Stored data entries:
--------------------------------------------------

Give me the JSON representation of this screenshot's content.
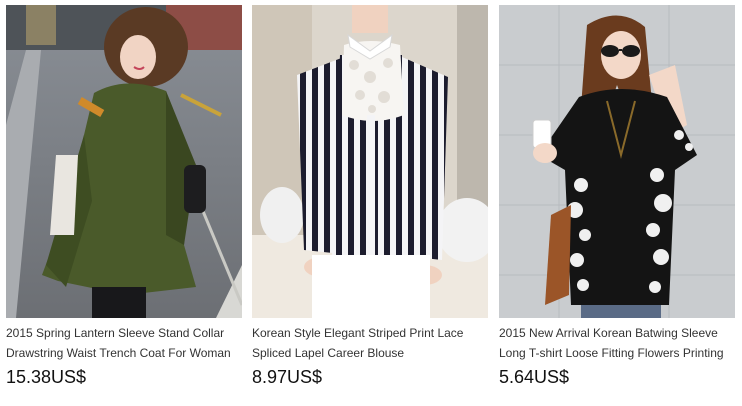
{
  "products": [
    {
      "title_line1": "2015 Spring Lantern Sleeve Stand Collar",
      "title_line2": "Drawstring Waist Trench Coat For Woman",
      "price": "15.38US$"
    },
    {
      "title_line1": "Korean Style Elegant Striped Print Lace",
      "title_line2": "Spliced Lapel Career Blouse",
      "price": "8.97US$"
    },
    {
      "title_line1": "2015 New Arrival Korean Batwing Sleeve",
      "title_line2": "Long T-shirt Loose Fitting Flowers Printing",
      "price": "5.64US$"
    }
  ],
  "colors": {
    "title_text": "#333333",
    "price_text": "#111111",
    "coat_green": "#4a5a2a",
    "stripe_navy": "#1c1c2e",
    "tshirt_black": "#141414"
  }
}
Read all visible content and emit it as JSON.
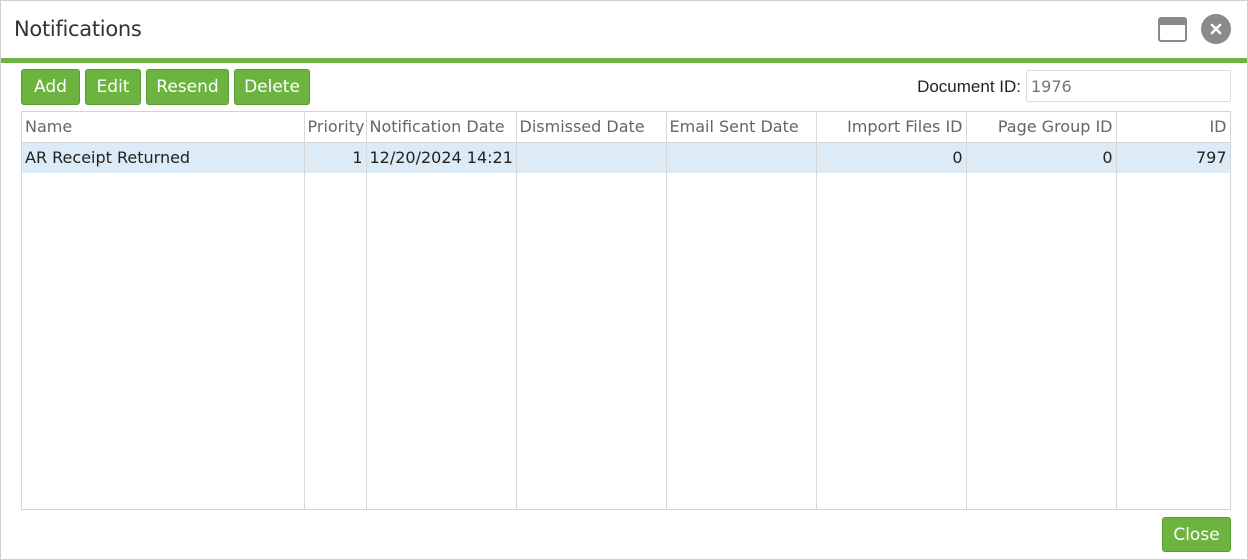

--------------------------------------------------

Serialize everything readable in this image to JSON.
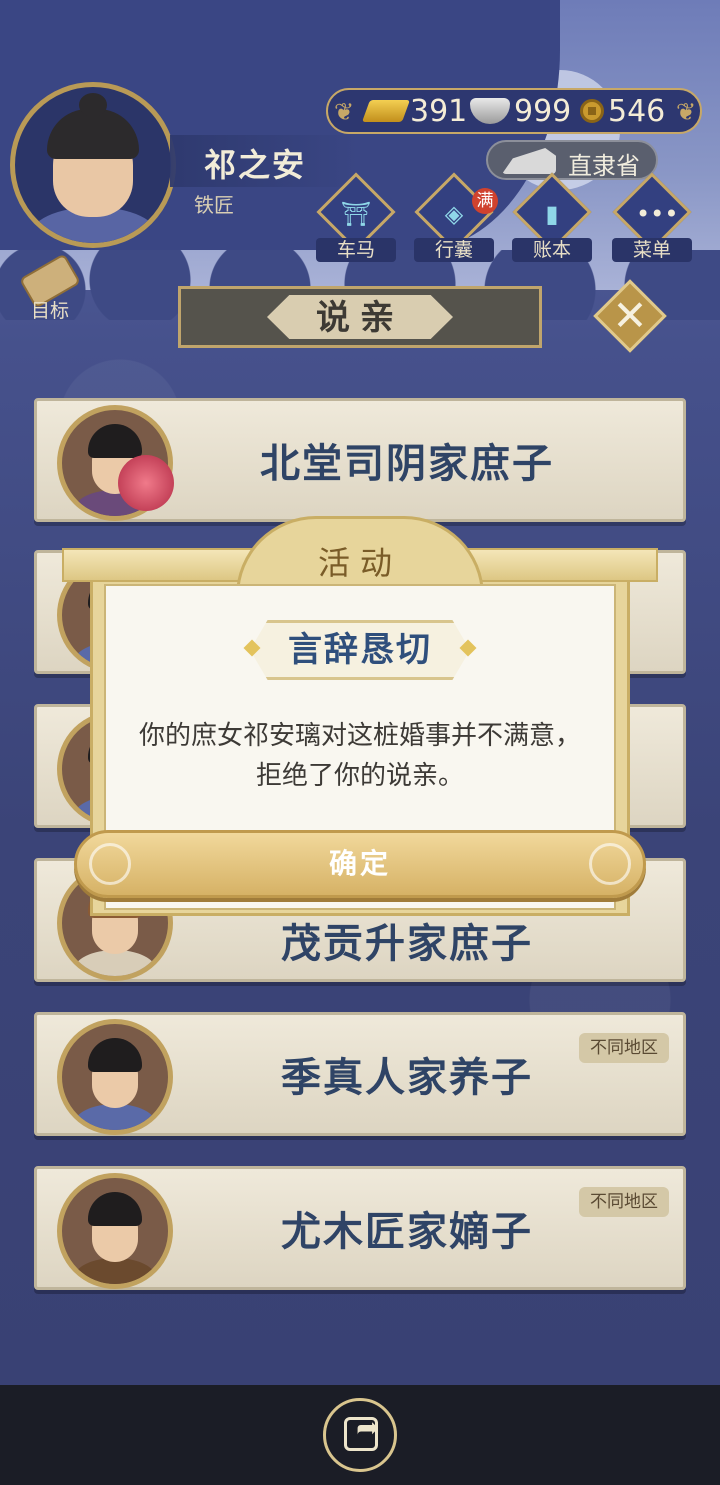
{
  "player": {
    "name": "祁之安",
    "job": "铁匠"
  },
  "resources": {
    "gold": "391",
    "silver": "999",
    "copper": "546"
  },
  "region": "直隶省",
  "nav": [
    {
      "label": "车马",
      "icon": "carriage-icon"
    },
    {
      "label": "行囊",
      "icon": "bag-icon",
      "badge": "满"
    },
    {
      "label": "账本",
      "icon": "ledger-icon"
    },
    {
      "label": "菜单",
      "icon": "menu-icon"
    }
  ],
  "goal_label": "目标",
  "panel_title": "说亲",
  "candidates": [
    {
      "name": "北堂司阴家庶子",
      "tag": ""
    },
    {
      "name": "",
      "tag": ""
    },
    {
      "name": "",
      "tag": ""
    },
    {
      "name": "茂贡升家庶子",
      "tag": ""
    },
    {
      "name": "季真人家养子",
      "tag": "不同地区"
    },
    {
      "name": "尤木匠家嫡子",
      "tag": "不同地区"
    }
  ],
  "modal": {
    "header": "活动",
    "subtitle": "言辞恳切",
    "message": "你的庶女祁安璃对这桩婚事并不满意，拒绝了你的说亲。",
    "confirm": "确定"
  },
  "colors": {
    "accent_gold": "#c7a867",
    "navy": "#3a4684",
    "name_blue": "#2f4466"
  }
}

--------------------------------------------------

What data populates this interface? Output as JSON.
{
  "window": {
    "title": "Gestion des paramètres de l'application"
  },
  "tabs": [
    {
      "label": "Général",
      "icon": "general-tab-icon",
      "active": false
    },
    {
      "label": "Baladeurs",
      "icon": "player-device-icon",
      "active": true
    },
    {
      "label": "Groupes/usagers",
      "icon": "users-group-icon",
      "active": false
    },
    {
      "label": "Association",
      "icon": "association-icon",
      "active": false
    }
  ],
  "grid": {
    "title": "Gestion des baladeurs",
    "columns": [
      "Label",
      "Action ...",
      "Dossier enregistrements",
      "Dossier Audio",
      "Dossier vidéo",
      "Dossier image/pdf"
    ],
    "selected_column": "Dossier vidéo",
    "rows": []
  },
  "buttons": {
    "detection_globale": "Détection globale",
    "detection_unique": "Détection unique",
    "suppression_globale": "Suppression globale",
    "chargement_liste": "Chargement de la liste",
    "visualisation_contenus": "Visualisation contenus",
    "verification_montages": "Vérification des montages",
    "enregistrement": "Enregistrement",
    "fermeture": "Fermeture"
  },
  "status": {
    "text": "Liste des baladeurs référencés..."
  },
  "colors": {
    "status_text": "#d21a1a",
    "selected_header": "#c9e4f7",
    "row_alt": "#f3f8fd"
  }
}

--------------------------------------------------

* Directions for this task:
Write out exactly the lines from the one that has "Give me the" down to the one that has "Read all visible content and emit it as JSON.", including both. Pictures stay out of the copy.

* Written solution:
Give me the JSON representation of this screenshot's content.
{
  "products": [
    {
      "title_line1": "2015 Spring Lantern Sleeve Stand Collar",
      "title_line2": "Drawstring Waist Trench Coat For Woman",
      "price": "15.38US$"
    },
    {
      "title_line1": "Korean Style Elegant Striped Print Lace",
      "title_line2": "Spliced Lapel Career Blouse",
      "price": "8.97US$"
    },
    {
      "title_line1": "2015 New Arrival Korean Batwing Sleeve",
      "title_line2": "Long T-shirt Loose Fitting Flowers Printing",
      "price": "5.64US$"
    }
  ],
  "colors": {
    "title_text": "#333333",
    "price_text": "#111111",
    "coat_green": "#4a5a2a",
    "stripe_navy": "#1c1c2e",
    "tshirt_black": "#141414"
  }
}
Read all visible content and emit it as JSON.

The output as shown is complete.